### Request
Print each of the entries exactly, leaving nothing out.

Figure record listings

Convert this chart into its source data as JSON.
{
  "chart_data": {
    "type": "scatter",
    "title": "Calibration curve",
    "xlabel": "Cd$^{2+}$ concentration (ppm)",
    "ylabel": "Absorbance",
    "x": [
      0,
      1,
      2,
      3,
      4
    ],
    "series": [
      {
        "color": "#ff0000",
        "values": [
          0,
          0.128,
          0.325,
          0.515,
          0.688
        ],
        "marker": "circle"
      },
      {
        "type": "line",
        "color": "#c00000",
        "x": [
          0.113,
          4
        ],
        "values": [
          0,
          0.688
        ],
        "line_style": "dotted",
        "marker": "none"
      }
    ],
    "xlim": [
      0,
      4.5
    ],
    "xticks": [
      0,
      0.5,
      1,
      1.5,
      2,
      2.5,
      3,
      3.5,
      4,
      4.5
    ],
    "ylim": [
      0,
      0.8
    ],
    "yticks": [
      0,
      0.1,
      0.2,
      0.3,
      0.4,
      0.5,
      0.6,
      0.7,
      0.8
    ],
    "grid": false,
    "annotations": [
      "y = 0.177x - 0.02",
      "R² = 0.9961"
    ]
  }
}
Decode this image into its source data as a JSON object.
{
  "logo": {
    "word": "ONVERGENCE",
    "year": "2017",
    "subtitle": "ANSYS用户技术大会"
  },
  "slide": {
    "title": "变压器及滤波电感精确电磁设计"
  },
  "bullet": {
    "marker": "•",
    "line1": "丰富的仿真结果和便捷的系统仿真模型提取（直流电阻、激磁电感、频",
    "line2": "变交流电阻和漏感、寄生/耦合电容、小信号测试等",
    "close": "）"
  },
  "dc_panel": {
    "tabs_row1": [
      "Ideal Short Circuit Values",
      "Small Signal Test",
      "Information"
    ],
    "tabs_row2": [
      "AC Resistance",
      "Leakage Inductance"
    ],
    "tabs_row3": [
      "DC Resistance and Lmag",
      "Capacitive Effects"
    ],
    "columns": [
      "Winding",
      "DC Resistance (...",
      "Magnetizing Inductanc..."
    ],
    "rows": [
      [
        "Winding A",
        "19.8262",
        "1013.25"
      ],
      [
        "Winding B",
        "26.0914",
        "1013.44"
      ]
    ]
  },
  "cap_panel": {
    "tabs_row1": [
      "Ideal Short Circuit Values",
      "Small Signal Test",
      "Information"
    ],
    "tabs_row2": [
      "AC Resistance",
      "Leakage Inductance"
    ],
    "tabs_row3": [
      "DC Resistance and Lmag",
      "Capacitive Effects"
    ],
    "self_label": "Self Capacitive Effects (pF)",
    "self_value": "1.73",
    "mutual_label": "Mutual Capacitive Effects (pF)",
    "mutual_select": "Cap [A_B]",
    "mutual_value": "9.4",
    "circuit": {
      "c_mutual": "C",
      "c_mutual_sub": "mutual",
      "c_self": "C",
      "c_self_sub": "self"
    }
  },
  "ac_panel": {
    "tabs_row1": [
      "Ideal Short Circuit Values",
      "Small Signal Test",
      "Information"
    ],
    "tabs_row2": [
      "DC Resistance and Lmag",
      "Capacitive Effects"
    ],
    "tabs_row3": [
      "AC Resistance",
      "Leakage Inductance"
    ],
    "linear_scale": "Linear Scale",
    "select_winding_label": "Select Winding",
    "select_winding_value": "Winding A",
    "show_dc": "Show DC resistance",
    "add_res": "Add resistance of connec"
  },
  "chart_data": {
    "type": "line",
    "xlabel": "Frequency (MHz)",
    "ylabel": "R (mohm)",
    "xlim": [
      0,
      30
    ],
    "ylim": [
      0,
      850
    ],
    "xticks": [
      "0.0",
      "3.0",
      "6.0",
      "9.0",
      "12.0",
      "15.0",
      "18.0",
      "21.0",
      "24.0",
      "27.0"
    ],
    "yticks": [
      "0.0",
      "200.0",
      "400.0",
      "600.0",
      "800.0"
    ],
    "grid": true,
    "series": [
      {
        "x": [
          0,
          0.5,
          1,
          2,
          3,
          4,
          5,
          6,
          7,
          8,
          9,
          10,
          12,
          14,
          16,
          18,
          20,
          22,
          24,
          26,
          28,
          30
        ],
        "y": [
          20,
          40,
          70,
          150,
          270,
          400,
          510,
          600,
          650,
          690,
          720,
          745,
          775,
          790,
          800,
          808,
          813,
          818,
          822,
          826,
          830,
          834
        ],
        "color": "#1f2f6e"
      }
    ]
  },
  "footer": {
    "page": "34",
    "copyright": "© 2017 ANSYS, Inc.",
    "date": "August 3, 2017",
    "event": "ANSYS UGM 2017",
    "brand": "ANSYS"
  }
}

### Finished answer
Convert this chart into its source data as JSON.
{
  "chart_data": {
    "type": "scatter",
    "title": "Calibration curve",
    "xlabel": "Cd$^{2+}$ concentration (ppm)",
    "ylabel": "Absorbance",
    "x": [
      0,
      1,
      2,
      3,
      4
    ],
    "series": [
      {
        "color": "#ff0000",
        "values": [
          0,
          0.128,
          0.325,
          0.515,
          0.688
        ],
        "marker": "circle"
      },
      {
        "type": "line",
        "color": "#c00000",
        "x": [
          0.113,
          4
        ],
        "values": [
          0,
          0.688
        ],
        "line_style": "dotted",
        "marker": "none"
      }
    ],
    "xlim": [
      0,
      4.5
    ],
    "xticks": [
      0,
      0.5,
      1,
      1.5,
      2,
      2.5,
      3,
      3.5,
      4,
      4.5
    ],
    "ylim": [
      0,
      0.8
    ],
    "yticks": [
      0,
      0.1,
      0.2,
      0.3,
      0.4,
      0.5,
      0.6,
      0.7,
      0.8
    ],
    "grid": false,
    "annotations": [
      "y = 0.177x - 0.02",
      "R² = 0.9961"
    ]
  }
}
Decode this image into its source data as a JSON object.
{
  "logo": {
    "word": "ONVERGENCE",
    "year": "2017",
    "subtitle": "ANSYS用户技术大会"
  },
  "slide": {
    "title": "变压器及滤波电感精确电磁设计"
  },
  "bullet": {
    "marker": "•",
    "line1": "丰富的仿真结果和便捷的系统仿真模型提取（直流电阻、激磁电感、频",
    "line2": "变交流电阻和漏感、寄生/耦合电容、小信号测试等",
    "close": "）"
  },
  "dc_panel": {
    "tabs_row1": [
      "Ideal Short Circuit Values",
      "Small Signal Test",
      "Information"
    ],
    "tabs_row2": [
      "AC Resistance",
      "Leakage Inductance"
    ],
    "tabs_row3": [
      "DC Resistance and Lmag",
      "Capacitive Effects"
    ],
    "columns": [
      "Winding",
      "DC Resistance (...",
      "Magnetizing Inductanc..."
    ],
    "rows": [
      [
        "Winding A",
        "19.8262",
        "1013.25"
      ],
      [
        "Winding B",
        "26.0914",
        "1013.44"
      ]
    ]
  },
  "cap_panel": {
    "tabs_row1": [
      "Ideal Short Circuit Values",
      "Small Signal Test",
      "Information"
    ],
    "tabs_row2": [
      "AC Resistance",
      "Leakage Inductance"
    ],
    "tabs_row3": [
      "DC Resistance and Lmag",
      "Capacitive Effects"
    ],
    "self_label": "Self Capacitive Effects (pF)",
    "self_value": "1.73",
    "mutual_label": "Mutual Capacitive Effects (pF)",
    "mutual_select": "Cap [A_B]",
    "mutual_value": "9.4",
    "circuit": {
      "c_mutual": "C",
      "c_mutual_sub": "mutual",
      "c_self": "C",
      "c_self_sub": "self"
    }
  },
  "ac_panel": {
    "tabs_row1": [
      "Ideal Short Circuit Values",
      "Small Signal Test",
      "Information"
    ],
    "tabs_row2": [
      "DC Resistance and Lmag",
      "Capacitive Effects"
    ],
    "tabs_row3": [
      "AC Resistance",
      "Leakage Inductance"
    ],
    "linear_scale": "Linear Scale",
    "select_winding_label": "Select Winding",
    "select_winding_value": "Winding A",
    "show_dc": "Show DC resistance",
    "add_res": "Add resistance of connec"
  },
  "chart_data": {
    "type": "line",
    "xlabel": "Frequency (MHz)",
    "ylabel": "R (mohm)",
    "xlim": [
      0,
      30
    ],
    "ylim": [
      0,
      850
    ],
    "xticks": [
      "0.0",
      "3.0",
      "6.0",
      "9.0",
      "12.0",
      "15.0",
      "18.0",
      "21.0",
      "24.0",
      "27.0"
    ],
    "yticks": [
      "0.0",
      "200.0",
      "400.0",
      "600.0",
      "800.0"
    ],
    "grid": true,
    "series": [
      {
        "x": [
          0,
          0.5,
          1,
          2,
          3,
          4,
          5,
          6,
          7,
          8,
          9,
          10,
          12,
          14,
          16,
          18,
          20,
          22,
          24,
          26,
          28,
          30
        ],
        "y": [
          20,
          40,
          70,
          150,
          270,
          400,
          510,
          600,
          650,
          690,
          720,
          745,
          775,
          790,
          800,
          808,
          813,
          818,
          822,
          826,
          830,
          834
        ],
        "color": "#1f2f6e"
      }
    ]
  },
  "footer": {
    "page": "34",
    "copyright": "© 2017 ANSYS, Inc.",
    "date": "August 3, 2017",
    "event": "ANSYS UGM 2017",
    "brand": "ANSYS"
  }
}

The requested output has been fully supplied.